Stated task: Among the entries that follow, tally the lines with the string "given". Give no more than the number.

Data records
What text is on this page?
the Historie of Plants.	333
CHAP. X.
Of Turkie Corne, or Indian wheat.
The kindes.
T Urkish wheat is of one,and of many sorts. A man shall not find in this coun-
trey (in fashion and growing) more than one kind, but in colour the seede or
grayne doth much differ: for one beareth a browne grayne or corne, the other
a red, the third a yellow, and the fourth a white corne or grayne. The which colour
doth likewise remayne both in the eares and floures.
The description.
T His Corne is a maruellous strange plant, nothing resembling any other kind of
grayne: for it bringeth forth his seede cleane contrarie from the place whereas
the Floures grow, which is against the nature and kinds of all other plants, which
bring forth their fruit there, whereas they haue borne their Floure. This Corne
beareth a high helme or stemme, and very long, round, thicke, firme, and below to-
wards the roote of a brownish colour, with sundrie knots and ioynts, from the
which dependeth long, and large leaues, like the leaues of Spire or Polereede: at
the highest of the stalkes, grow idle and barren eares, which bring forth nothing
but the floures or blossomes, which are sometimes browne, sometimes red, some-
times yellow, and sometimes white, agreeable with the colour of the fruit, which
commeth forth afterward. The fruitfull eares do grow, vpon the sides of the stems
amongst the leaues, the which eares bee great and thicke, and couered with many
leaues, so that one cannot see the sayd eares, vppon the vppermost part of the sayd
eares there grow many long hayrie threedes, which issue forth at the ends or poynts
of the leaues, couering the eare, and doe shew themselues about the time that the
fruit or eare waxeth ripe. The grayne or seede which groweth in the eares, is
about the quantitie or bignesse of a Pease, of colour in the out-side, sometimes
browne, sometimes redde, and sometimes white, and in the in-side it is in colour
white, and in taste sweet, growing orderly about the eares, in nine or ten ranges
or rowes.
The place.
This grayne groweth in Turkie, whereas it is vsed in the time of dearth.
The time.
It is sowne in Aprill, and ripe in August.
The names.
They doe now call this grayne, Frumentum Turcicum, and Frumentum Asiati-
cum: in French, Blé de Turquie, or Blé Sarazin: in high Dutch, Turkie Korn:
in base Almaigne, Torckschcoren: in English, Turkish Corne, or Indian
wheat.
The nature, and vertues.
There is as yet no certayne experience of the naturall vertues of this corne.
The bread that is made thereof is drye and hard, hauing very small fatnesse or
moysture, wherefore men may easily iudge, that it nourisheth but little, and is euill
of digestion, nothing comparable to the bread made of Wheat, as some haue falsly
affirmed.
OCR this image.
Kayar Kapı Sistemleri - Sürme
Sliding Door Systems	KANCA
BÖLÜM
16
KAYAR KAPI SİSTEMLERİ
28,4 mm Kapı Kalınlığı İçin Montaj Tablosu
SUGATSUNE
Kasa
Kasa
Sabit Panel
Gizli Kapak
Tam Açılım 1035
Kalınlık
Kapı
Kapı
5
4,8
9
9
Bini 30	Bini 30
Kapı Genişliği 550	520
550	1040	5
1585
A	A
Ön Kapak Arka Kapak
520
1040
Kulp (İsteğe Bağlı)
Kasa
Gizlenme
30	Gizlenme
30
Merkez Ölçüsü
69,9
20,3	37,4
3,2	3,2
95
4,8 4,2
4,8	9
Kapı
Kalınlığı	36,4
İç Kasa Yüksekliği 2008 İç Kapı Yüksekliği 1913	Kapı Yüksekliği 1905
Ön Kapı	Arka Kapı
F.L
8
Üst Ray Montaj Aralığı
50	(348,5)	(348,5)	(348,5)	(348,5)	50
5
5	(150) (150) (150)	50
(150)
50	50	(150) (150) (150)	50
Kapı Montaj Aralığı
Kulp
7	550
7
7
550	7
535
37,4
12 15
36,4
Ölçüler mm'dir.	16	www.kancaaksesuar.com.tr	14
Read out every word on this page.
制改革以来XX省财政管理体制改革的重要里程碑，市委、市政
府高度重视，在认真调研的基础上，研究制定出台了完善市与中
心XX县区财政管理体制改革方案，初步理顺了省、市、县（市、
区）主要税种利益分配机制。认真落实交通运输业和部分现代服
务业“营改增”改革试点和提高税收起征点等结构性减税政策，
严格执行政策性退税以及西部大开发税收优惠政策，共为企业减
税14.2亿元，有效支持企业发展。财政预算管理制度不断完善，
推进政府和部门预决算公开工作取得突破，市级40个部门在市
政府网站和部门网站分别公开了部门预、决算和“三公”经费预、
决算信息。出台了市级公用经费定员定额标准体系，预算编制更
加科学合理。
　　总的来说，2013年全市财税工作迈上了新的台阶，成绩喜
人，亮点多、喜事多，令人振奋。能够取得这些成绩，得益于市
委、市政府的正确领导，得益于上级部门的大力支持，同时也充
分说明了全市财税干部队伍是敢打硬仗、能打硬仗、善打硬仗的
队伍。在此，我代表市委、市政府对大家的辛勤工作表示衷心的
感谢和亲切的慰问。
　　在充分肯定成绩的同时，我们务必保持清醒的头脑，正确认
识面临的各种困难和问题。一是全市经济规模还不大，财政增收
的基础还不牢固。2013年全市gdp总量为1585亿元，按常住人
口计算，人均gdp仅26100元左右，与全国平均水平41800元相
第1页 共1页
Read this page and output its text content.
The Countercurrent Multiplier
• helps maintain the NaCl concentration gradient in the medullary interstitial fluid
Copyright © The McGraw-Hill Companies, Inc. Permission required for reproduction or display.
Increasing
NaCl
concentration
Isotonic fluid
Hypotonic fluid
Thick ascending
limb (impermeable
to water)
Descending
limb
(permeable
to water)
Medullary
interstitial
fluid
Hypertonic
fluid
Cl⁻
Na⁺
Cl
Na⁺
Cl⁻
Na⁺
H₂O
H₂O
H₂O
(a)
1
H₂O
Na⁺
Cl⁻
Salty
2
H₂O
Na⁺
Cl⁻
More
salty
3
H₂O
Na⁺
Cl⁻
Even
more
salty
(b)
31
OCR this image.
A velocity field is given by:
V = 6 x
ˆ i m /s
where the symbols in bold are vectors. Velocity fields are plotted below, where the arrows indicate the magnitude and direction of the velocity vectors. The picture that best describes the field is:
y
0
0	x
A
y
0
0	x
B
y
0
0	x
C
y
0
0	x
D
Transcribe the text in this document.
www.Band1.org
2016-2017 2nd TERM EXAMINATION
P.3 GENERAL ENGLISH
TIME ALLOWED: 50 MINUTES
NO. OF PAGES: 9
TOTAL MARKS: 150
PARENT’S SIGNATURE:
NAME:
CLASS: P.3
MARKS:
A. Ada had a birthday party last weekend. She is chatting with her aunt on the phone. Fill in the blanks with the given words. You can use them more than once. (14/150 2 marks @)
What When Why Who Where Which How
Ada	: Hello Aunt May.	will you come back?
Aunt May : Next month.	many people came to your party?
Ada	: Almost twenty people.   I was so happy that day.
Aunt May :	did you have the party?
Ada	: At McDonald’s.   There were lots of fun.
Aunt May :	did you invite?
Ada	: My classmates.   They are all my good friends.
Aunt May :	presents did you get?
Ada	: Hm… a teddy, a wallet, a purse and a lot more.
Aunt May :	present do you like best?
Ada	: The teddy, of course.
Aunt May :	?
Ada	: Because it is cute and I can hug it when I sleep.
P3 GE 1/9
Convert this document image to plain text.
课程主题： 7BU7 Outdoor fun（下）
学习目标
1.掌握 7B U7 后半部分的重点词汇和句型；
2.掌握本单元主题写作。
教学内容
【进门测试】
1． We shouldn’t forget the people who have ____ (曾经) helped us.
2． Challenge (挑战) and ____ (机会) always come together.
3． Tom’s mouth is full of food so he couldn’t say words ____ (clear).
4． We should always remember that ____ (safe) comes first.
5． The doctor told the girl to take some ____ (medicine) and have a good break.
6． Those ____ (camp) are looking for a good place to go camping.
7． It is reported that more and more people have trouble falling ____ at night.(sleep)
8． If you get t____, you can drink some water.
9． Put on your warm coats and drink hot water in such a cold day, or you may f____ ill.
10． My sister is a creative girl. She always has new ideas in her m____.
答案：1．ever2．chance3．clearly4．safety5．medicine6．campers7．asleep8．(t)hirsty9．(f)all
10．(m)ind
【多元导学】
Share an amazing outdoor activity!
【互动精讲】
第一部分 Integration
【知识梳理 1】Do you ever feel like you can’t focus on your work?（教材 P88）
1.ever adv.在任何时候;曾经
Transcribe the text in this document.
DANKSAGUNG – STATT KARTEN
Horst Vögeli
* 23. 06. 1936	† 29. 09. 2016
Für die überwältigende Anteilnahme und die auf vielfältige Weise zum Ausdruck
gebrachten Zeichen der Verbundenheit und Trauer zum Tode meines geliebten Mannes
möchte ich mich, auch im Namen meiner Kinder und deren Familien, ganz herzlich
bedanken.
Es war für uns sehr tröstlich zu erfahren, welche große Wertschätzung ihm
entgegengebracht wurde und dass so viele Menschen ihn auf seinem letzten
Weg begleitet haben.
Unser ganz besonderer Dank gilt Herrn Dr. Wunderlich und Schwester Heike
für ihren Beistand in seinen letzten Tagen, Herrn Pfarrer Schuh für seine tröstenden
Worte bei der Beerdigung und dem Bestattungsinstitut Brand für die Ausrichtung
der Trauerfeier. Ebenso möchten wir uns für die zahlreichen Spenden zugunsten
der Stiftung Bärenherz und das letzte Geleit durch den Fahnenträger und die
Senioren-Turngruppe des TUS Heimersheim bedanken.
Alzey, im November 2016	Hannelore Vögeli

Exercise answer: 2